- [Objective]
Pull out every line below that holds the word "this".

---------- The data ----------

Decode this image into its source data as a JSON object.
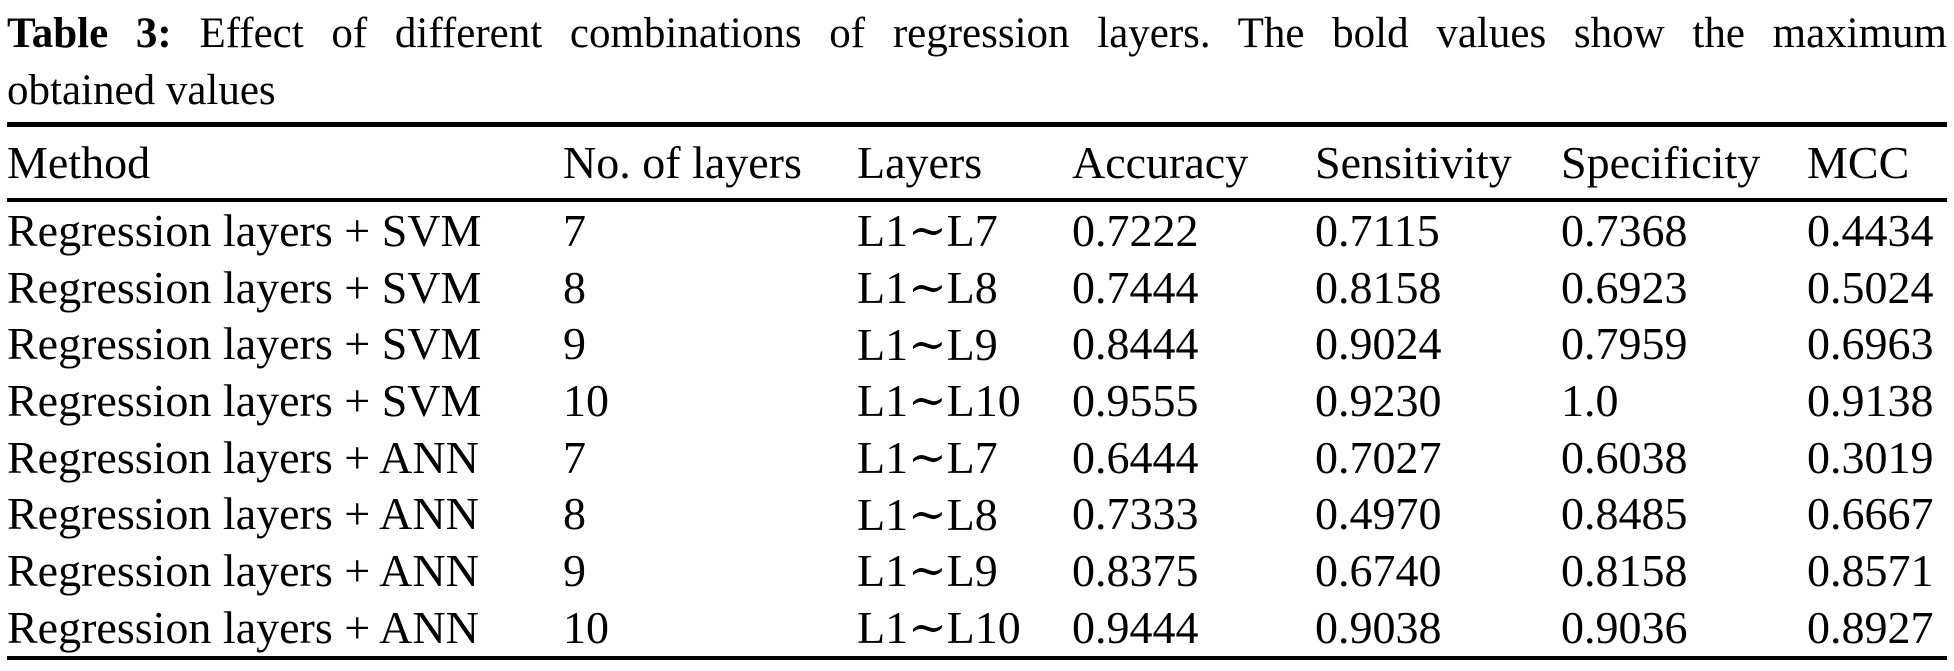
{
  "caption": {
    "label": "Table 3:",
    "line1_rest": "Effect of different combinations of regression layers. The bold values show the maximum",
    "line2": "obtained values"
  },
  "table": {
    "columns": [
      "Method",
      "No. of layers",
      "Layers",
      "Accuracy",
      "Sensitivity",
      "Specificity",
      "MCC"
    ],
    "rows": [
      [
        "Regression layers + SVM",
        "7",
        "L1∼L7",
        "0.7222",
        "0.7115",
        "0.7368",
        "0.4434"
      ],
      [
        "Regression layers + SVM",
        "8",
        "L1∼L8",
        "0.7444",
        "0.8158",
        "0.6923",
        "0.5024"
      ],
      [
        "Regression layers + SVM",
        "9",
        "L1∼L9",
        "0.8444",
        "0.9024",
        "0.7959",
        "0.6963"
      ],
      [
        "Regression layers + SVM",
        "10",
        "L1∼L10",
        "0.9555",
        "0.9230",
        "1.0",
        "0.9138"
      ],
      [
        "Regression layers + ANN",
        "7",
        "L1∼L7",
        "0.6444",
        "0.7027",
        "0.6038",
        "0.3019"
      ],
      [
        "Regression layers + ANN",
        "8",
        "L1∼L8",
        "0.7333",
        "0.4970",
        "0.8485",
        "0.6667"
      ],
      [
        "Regression layers + ANN",
        "9",
        "L1∼L9",
        "0.8375",
        "0.6740",
        "0.8158",
        "0.8571"
      ],
      [
        "Regression layers + ANN",
        "10",
        "L1∼L10",
        "0.9444",
        "0.9038",
        "0.9036",
        "0.8927"
      ]
    ],
    "text_color": "#000000",
    "background_color": "#ffffff"
  }
}
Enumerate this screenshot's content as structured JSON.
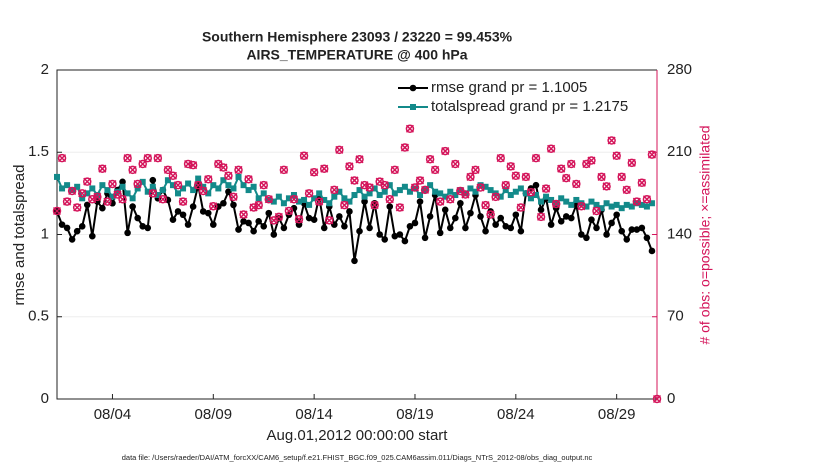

----------

- [Response]
Decode this image into its source data as a JSON object.
Enumerate this screenshot's content as structured JSON.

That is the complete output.